_Exercise brief:_
List each line of the data that holds the word "Trim".

[start Records shown]

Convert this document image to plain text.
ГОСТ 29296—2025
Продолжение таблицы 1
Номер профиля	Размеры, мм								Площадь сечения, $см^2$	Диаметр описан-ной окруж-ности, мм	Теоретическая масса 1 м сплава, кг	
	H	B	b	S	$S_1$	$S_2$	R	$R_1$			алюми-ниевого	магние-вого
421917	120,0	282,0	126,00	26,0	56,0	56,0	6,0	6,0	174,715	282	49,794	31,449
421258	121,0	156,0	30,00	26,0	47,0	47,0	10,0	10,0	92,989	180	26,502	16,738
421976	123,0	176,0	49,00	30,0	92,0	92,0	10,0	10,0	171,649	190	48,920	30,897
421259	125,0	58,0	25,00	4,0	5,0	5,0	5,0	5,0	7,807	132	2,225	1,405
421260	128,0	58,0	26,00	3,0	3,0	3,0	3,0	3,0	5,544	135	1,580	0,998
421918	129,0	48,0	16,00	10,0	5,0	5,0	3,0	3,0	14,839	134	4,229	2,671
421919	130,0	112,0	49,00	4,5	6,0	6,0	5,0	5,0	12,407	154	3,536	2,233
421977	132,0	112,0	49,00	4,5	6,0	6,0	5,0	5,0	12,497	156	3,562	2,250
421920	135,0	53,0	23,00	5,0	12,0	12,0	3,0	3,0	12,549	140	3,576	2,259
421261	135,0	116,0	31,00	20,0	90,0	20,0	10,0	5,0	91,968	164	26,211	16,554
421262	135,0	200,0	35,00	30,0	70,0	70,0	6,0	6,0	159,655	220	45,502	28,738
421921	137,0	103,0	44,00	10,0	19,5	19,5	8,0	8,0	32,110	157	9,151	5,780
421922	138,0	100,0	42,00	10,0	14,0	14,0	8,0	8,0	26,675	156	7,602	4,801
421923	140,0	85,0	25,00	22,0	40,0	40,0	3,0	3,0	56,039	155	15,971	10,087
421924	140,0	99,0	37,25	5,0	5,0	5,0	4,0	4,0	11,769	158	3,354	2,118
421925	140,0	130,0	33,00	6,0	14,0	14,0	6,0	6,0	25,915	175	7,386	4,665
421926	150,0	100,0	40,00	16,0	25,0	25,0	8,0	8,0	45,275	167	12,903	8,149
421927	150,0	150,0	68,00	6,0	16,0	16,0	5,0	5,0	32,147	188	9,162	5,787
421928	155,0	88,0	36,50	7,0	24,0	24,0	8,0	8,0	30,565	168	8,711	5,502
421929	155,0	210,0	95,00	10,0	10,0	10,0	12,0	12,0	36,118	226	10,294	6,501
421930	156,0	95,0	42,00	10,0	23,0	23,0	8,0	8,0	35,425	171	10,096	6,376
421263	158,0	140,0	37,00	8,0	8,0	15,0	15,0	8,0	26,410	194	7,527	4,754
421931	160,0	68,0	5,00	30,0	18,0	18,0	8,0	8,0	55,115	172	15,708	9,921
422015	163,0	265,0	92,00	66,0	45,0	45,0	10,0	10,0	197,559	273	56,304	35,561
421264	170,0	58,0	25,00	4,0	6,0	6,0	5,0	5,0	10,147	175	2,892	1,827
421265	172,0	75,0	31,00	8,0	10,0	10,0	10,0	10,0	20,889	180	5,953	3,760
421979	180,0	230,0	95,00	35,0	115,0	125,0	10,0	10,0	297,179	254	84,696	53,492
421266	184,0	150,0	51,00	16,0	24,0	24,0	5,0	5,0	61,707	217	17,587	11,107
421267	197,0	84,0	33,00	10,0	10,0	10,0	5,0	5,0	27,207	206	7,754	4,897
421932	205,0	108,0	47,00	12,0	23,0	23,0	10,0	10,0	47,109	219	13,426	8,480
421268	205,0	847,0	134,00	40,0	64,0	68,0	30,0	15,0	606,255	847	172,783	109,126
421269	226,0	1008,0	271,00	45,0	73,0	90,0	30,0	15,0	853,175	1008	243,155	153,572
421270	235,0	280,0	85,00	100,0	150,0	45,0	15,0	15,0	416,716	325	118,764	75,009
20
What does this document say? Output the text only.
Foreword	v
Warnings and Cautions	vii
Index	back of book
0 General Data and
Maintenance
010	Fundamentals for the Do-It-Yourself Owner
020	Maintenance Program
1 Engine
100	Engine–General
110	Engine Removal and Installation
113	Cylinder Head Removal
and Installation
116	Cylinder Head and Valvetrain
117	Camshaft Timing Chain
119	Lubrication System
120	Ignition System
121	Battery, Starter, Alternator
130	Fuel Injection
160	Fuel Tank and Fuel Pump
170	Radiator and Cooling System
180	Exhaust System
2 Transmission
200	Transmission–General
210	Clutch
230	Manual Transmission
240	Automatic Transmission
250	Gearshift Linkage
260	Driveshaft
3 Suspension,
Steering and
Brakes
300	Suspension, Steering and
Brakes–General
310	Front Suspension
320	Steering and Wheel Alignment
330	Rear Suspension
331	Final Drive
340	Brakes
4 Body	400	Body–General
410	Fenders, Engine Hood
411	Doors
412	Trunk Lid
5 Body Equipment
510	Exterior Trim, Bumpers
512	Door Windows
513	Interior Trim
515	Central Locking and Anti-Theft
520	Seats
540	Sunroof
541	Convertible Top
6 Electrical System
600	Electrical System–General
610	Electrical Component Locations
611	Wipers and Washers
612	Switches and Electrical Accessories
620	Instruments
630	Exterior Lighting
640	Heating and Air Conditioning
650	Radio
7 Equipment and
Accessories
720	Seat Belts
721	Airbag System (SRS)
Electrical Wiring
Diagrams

[end Records shown]

_Expected output:_
510	Exterior Trim, Bumpers
513	Interior Trim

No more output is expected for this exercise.